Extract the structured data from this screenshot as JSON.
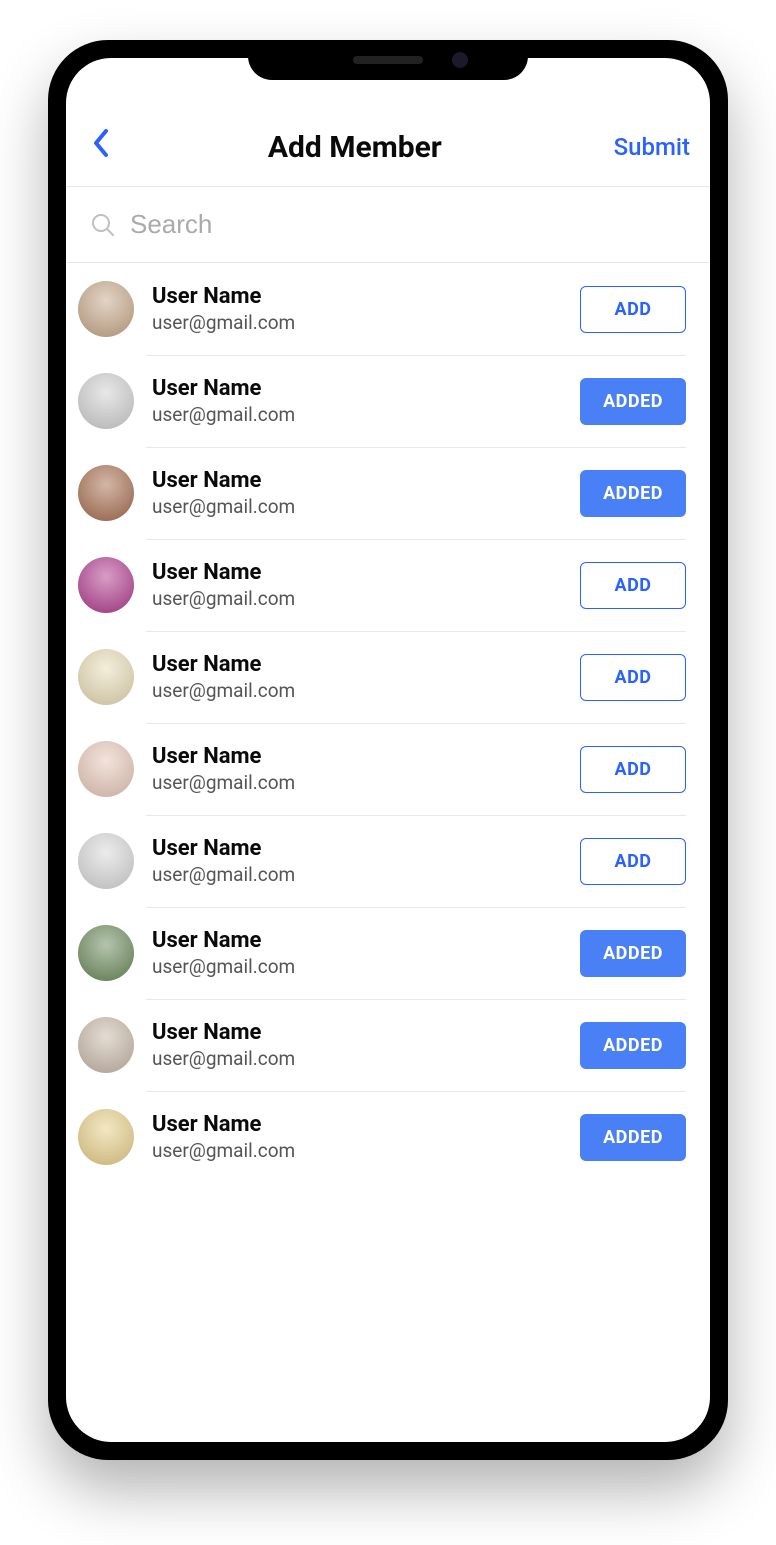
{
  "header": {
    "title": "Add Member",
    "submit_label": "Submit"
  },
  "search": {
    "placeholder": "Search"
  },
  "labels": {
    "add": "ADD",
    "added": "ADDED"
  },
  "members": [
    {
      "name": "User Name",
      "email": "user@gmail.com",
      "added": false,
      "avatar_bg": "#c7a889"
    },
    {
      "name": "User Name",
      "email": "user@gmail.com",
      "added": true,
      "avatar_bg": "#d0d0d0"
    },
    {
      "name": "User Name",
      "email": "user@gmail.com",
      "added": true,
      "avatar_bg": "#a86d4e"
    },
    {
      "name": "User Name",
      "email": "user@gmail.com",
      "added": false,
      "avatar_bg": "#b23a8e"
    },
    {
      "name": "User Name",
      "email": "user@gmail.com",
      "added": false,
      "avatar_bg": "#e8dcb5"
    },
    {
      "name": "User Name",
      "email": "user@gmail.com",
      "added": false,
      "avatar_bg": "#e8c8b8"
    },
    {
      "name": "User Name",
      "email": "user@gmail.com",
      "added": false,
      "avatar_bg": "#d8d8d8"
    },
    {
      "name": "User Name",
      "email": "user@gmail.com",
      "added": true,
      "avatar_bg": "#6a8a5a"
    },
    {
      "name": "User Name",
      "email": "user@gmail.com",
      "added": true,
      "avatar_bg": "#c8b8a8"
    },
    {
      "name": "User Name",
      "email": "user@gmail.com",
      "added": true,
      "avatar_bg": "#e8d088"
    }
  ]
}
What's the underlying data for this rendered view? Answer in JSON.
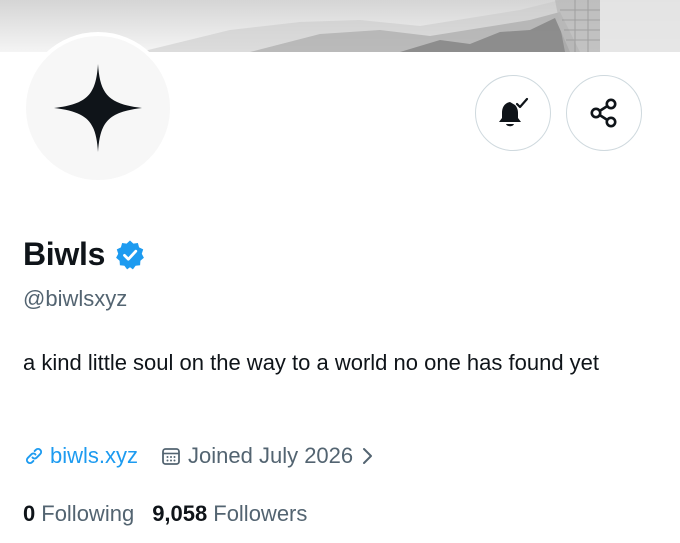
{
  "profile": {
    "display_name": "Biwls",
    "handle": "@biwlsxyz",
    "bio": "a kind little soul on the way to a world no one has found yet",
    "website": "biwls.xyz",
    "joined": "Joined July 2026",
    "following_count": "0",
    "following_label": "Following",
    "followers_count": "9,058",
    "followers_label": "Followers"
  },
  "icons": {
    "avatar": "four-point-star",
    "verified": "verified-badge-icon",
    "notify": "bell-check-icon",
    "share": "share-icon",
    "link": "link-icon",
    "calendar": "calendar-icon",
    "chevron": "chevron-right-icon"
  },
  "colors": {
    "accent": "#1d9bf0",
    "secondary_text": "#536471",
    "primary_text": "#0f1419",
    "border": "#cfd9de"
  }
}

EXERCISE:
Write out every line above exactly as it is, leaving out the pictures.

WRITTEN SOLUTION:
Extract the structured data from this screenshot as JSON.
{
  "header": {
    "title": "Add Member",
    "submit_label": "Submit"
  },
  "search": {
    "placeholder": "Search"
  },
  "labels": {
    "add": "ADD",
    "added": "ADDED"
  },
  "members": [
    {
      "name": "User Name",
      "email": "user@gmail.com",
      "added": false,
      "avatar_bg": "#c7a889"
    },
    {
      "name": "User Name",
      "email": "user@gmail.com",
      "added": true,
      "avatar_bg": "#d0d0d0"
    },
    {
      "name": "User Name",
      "email": "user@gmail.com",
      "added": true,
      "avatar_bg": "#a86d4e"
    },
    {
      "name": "User Name",
      "email": "user@gmail.com",
      "added": false,
      "avatar_bg": "#b23a8e"
    },
    {
      "name": "User Name",
      "email": "user@gmail.com",
      "added": false,
      "avatar_bg": "#e8dcb5"
    },
    {
      "name": "User Name",
      "email": "user@gmail.com",
      "added": false,
      "avatar_bg": "#e8c8b8"
    },
    {
      "name": "User Name",
      "email": "user@gmail.com",
      "added": false,
      "avatar_bg": "#d8d8d8"
    },
    {
      "name": "User Name",
      "email": "user@gmail.com",
      "added": true,
      "avatar_bg": "#6a8a5a"
    },
    {
      "name": "User Name",
      "email": "user@gmail.com",
      "added": true,
      "avatar_bg": "#c8b8a8"
    },
    {
      "name": "User Name",
      "email": "user@gmail.com",
      "added": true,
      "avatar_bg": "#e8d088"
    }
  ]
}
What's the underlying data for this rendered view? Answer in JSON.
{
  "profile": {
    "display_name": "Biwls",
    "handle": "@biwlsxyz",
    "bio": "a kind little soul on the way to a world no one has found yet",
    "website": "biwls.xyz",
    "joined": "Joined July 2026",
    "following_count": "0",
    "following_label": "Following",
    "followers_count": "9,058",
    "followers_label": "Followers"
  },
  "icons": {
    "avatar": "four-point-star",
    "verified": "verified-badge-icon",
    "notify": "bell-check-icon",
    "share": "share-icon",
    "link": "link-icon",
    "calendar": "calendar-icon",
    "chevron": "chevron-right-icon"
  },
  "colors": {
    "accent": "#1d9bf0",
    "secondary_text": "#536471",
    "primary_text": "#0f1419",
    "border": "#cfd9de"
  }
}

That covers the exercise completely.